Task statement —
Output each line exactly as it appears, skipping any embedded picture.

== Data for this task

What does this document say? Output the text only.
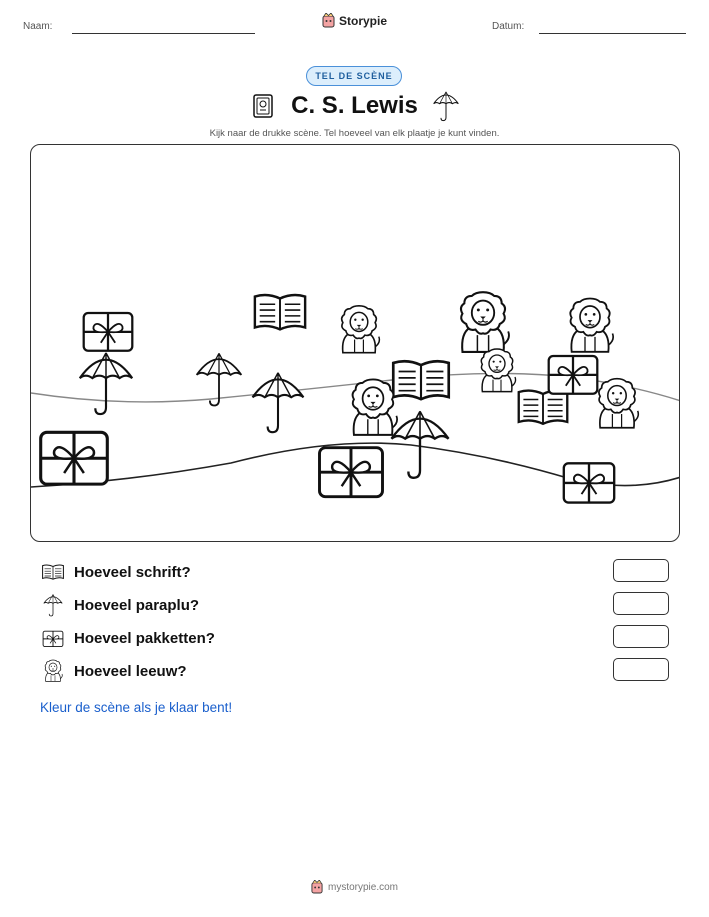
Naam:	Storypie	Datum:
TEL DE SCÈNE
C. S. Lewis
Kijk naar de drukke scène. Tel hoeveel van elk plaatje je kunt vinden.
Hoeveel schrift?
Hoeveel paraplu?
Hoeveel pakketten?
Hoeveel leeuw?
Kleur de scène als je klaar bent!
mystorypie.com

====

Result of this task —
What does this document say? Output the text only.
Naam:	Storypie	Datum:
TEL DE SCÈNE
C. S. Lewis
Kijk naar de drukke scène. Tel hoeveel van elk plaatje je kunt vinden.
Hoeveel schrift?
Hoeveel paraplu?
Hoeveel pakketten?
Hoeveel leeuw?
Kleur de scène als je klaar bent!
mystorypie.com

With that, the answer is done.